▶ [Exercise instructions]:
Each line below is to be written out in full, exactly as shown.

▶ [Data section]:

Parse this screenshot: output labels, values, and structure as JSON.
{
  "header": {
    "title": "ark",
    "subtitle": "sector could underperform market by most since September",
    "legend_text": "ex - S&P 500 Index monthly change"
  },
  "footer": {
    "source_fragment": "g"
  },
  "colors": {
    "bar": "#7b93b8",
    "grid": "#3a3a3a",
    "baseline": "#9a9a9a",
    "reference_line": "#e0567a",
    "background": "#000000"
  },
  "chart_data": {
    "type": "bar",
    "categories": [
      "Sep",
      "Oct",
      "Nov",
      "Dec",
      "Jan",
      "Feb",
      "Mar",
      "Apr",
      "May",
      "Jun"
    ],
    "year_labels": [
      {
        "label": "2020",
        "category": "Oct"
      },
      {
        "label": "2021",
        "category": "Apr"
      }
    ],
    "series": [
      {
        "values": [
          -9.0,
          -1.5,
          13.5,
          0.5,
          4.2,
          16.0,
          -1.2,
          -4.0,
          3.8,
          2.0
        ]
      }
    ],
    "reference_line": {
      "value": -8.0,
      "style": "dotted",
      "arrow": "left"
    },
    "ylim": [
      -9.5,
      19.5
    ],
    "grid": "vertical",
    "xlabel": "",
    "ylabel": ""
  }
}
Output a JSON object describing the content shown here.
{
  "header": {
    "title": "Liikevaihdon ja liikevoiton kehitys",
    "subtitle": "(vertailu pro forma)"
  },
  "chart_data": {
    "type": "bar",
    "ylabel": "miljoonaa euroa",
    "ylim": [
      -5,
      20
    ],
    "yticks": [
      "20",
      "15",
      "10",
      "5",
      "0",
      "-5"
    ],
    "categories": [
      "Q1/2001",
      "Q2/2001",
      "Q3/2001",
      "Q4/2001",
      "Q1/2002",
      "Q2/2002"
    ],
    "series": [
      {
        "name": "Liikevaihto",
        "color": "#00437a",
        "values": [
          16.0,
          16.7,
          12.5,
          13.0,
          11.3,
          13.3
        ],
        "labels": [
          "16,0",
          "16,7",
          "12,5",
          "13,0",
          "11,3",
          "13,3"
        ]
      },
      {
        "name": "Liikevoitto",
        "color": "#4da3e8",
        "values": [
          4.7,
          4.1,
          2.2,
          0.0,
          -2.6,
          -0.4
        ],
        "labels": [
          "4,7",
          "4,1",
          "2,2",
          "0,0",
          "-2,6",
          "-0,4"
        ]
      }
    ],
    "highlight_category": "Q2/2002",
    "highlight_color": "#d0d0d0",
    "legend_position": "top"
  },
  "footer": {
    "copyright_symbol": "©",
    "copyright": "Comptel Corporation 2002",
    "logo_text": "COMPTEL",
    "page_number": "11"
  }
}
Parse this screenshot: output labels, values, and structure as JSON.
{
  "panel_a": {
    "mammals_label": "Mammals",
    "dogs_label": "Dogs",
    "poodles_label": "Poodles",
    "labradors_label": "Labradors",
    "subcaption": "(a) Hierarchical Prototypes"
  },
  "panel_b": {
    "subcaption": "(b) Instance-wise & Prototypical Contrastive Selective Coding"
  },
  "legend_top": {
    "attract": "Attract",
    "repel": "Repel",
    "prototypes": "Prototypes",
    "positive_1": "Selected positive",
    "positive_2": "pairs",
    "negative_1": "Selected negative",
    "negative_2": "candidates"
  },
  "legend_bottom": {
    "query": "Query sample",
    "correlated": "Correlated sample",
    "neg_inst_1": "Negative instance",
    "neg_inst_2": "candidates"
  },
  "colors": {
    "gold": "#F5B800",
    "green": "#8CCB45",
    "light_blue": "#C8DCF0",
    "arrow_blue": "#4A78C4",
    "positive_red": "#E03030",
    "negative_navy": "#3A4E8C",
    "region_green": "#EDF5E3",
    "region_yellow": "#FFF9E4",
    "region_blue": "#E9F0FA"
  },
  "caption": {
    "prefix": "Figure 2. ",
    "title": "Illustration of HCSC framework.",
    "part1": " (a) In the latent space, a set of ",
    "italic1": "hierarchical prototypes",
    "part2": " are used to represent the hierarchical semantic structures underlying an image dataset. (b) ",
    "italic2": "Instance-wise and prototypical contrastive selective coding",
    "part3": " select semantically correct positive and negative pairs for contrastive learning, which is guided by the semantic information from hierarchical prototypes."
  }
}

▶ [Full answer]:
Parse this screenshot: output labels, values, and structure as JSON.
{
  "header": {
    "title": "ark",
    "subtitle": "sector could underperform market by most since September",
    "legend_text": "ex - S&P 500 Index monthly change"
  },
  "footer": {
    "source_fragment": "g"
  },
  "colors": {
    "bar": "#7b93b8",
    "grid": "#3a3a3a",
    "baseline": "#9a9a9a",
    "reference_line": "#e0567a",
    "background": "#000000"
  },
  "chart_data": {
    "type": "bar",
    "categories": [
      "Sep",
      "Oct",
      "Nov",
      "Dec",
      "Jan",
      "Feb",
      "Mar",
      "Apr",
      "May",
      "Jun"
    ],
    "year_labels": [
      {
        "label": "2020",
        "category": "Oct"
      },
      {
        "label": "2021",
        "category": "Apr"
      }
    ],
    "series": [
      {
        "values": [
          -9.0,
          -1.5,
          13.5,
          0.5,
          4.2,
          16.0,
          -1.2,
          -4.0,
          3.8,
          2.0
        ]
      }
    ],
    "reference_line": {
      "value": -8.0,
      "style": "dotted",
      "arrow": "left"
    },
    "ylim": [
      -9.5,
      19.5
    ],
    "grid": "vertical",
    "xlabel": "",
    "ylabel": ""
  }
}
Output a JSON object describing the content shown here.
{
  "header": {
    "title": "Liikevaihdon ja liikevoiton kehitys",
    "subtitle": "(vertailu pro forma)"
  },
  "chart_data": {
    "type": "bar",
    "ylabel": "miljoonaa euroa",
    "ylim": [
      -5,
      20
    ],
    "yticks": [
      "20",
      "15",
      "10",
      "5",
      "0",
      "-5"
    ],
    "categories": [
      "Q1/2001",
      "Q2/2001",
      "Q3/2001",
      "Q4/2001",
      "Q1/2002",
      "Q2/2002"
    ],
    "series": [
      {
        "name": "Liikevaihto",
        "color": "#00437a",
        "values": [
          16.0,
          16.7,
          12.5,
          13.0,
          11.3,
          13.3
        ],
        "labels": [
          "16,0",
          "16,7",
          "12,5",
          "13,0",
          "11,3",
          "13,3"
        ]
      },
      {
        "name": "Liikevoitto",
        "color": "#4da3e8",
        "values": [
          4.7,
          4.1,
          2.2,
          0.0,
          -2.6,
          -0.4
        ],
        "labels": [
          "4,7",
          "4,1",
          "2,2",
          "0,0",
          "-2,6",
          "-0,4"
        ]
      }
    ],
    "highlight_category": "Q2/2002",
    "highlight_color": "#d0d0d0",
    "legend_position": "top"
  },
  "footer": {
    "copyright_symbol": "©",
    "copyright": "Comptel Corporation 2002",
    "logo_text": "COMPTEL",
    "page_number": "11"
  }
}
Parse this screenshot: output labels, values, and structure as JSON.
{
  "panel_a": {
    "mammals_label": "Mammals",
    "dogs_label": "Dogs",
    "poodles_label": "Poodles",
    "labradors_label": "Labradors",
    "subcaption": "(a) Hierarchical Prototypes"
  },
  "panel_b": {
    "subcaption": "(b) Instance-wise & Prototypical Contrastive Selective Coding"
  },
  "legend_top": {
    "attract": "Attract",
    "repel": "Repel",
    "prototypes": "Prototypes",
    "positive_1": "Selected positive",
    "positive_2": "pairs",
    "negative_1": "Selected negative",
    "negative_2": "candidates"
  },
  "legend_bottom": {
    "query": "Query sample",
    "correlated": "Correlated sample",
    "neg_inst_1": "Negative instance",
    "neg_inst_2": "candidates"
  },
  "colors": {
    "gold": "#F5B800",
    "green": "#8CCB45",
    "light_blue": "#C8DCF0",
    "arrow_blue": "#4A78C4",
    "positive_red": "#E03030",
    "negative_navy": "#3A4E8C",
    "region_green": "#EDF5E3",
    "region_yellow": "#FFF9E4",
    "region_blue": "#E9F0FA"
  },
  "caption": {
    "prefix": "Figure 2. ",
    "title": "Illustration of HCSC framework.",
    "part1": " (a) In the latent space, a set of ",
    "italic1": "hierarchical prototypes",
    "part2": " are used to represent the hierarchical semantic structures underlying an image dataset. (b) ",
    "italic2": "Instance-wise and prototypical contrastive selective coding",
    "part3": " select semantically correct positive and negative pairs for contrastive learning, which is guided by the semantic information from hierarchical prototypes."
  }
}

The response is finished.